> 提示文
□ □ □

話をするときに「演技する人」が苦手です。私が性格的に重要視しているのが客観性で、これはもう好き嫌いのようなものなのでどうしようもありません。日本語と英語のニュアンスの違いで言うと、道に迷ったとき、日本語だと「ここはどこ?」と言い、英語だと「私は今どこにいる?」という表現になります。

日本語の感覚だと、自分というカメラから目に見える風景を主体的に判断していますが、英語は上空から俯瞰した地図上で、第三者、もしくは神の視点で自分の位置を探しています。日本語の感覚のまま英語の単語に置き換えて「Where is here?」と言ってしまう間違いはこうして起きるわけです。

「演技する人」は、自分に起きたことを演劇の台詞のようにそのまま話します。直接話法には、空気やニュアンスをそのまま伝えるという効用はあるのですが、反面、幼稚さも感じます。さらに言えば話し手の捏造や強調も加わることがあるので厄介です。

「山田部長が、『営業部は最近たるんどるな。そんなんじゃ、ボーナス出さへんで』って言ったんだ」

という誰かの話があったとします。これを間接話法で言い換えると、

「山田部長が、営業部は最近たるんでいるからボーナスは出さない、と言ったんです」

□ □ □

> 指示
上の「演技する人」と話法についての文章を、全文そのまま書き写す。

> 提供資料
□ □ □

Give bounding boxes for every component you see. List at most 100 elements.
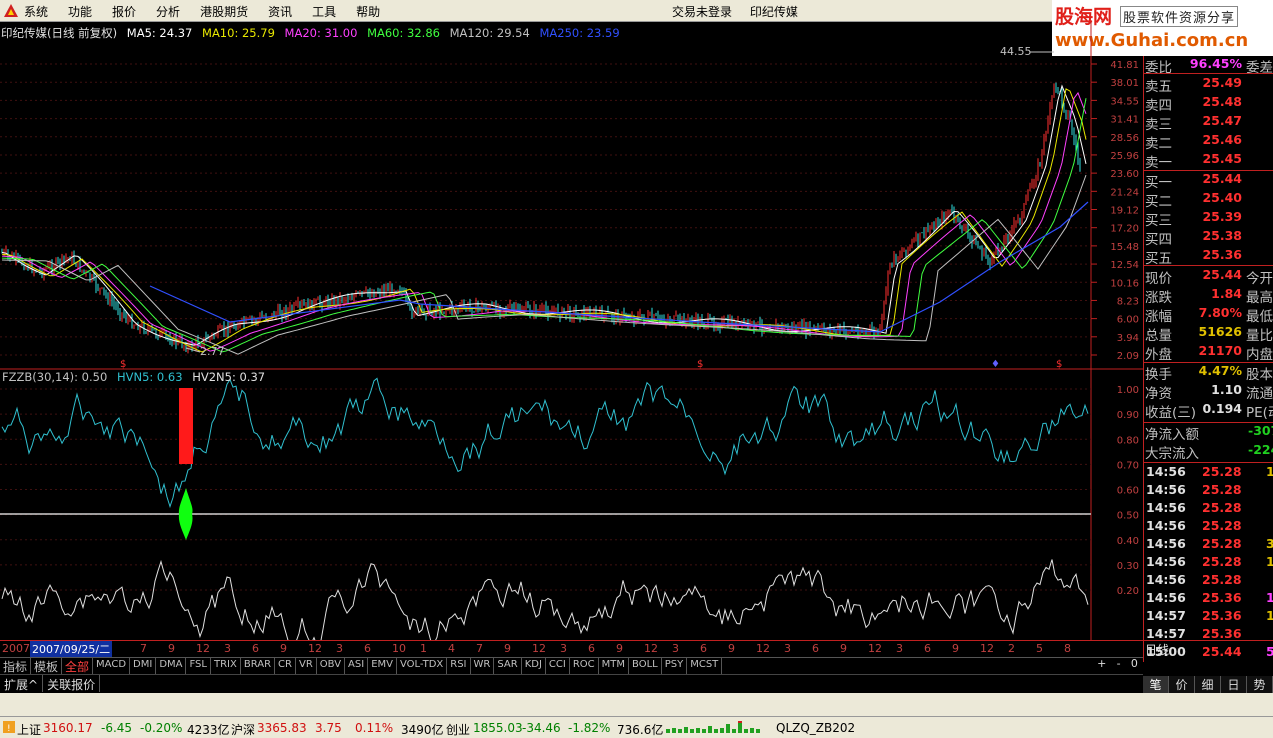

□ □ □

> 解答例
話をするときに「演技する人」が苦手です。私が性格的に重要視しているのが客観性で、これはもう好き嫌いのようなものなのでどうしようもありません。日本語と英語のニュアンスの違いで言うと、道に迷ったとき、日本語だと「ここはどこ?」と言い、英語だと「私は今どこにいる?」という表現になります。

日本語の感覚だと、自分というカメラから目に見える風景を主体的に判断していますが、英語は上空から俯瞰した地図上で、第三者、もしくは神の視点で自分の位置を探しています。日本語の感覚のまま英語の単語に置き換えて「Where is here?」と言ってしまう間違いはこうして起きるわけです。

「演技する人」は、自分に起きたことを演劇の台詞のようにそのまま話します。直接話法には、空気やニュアンスをそのまま伝えるという効用はあるのですが、反面、幼稚さも感じます。さらに言えば話し手の捏造や強調も加わることがあるので厄介です。

「山田部長が、『営業部は最近たるんどるな。そんなんじゃ、ボーナス出さへんで』って言ったんだ」

という誰かの話があったとします。これを間接話法で言い換えると、

「山田部長が、営業部は最近たるんでいるからボーナスは出さない、と言ったんです」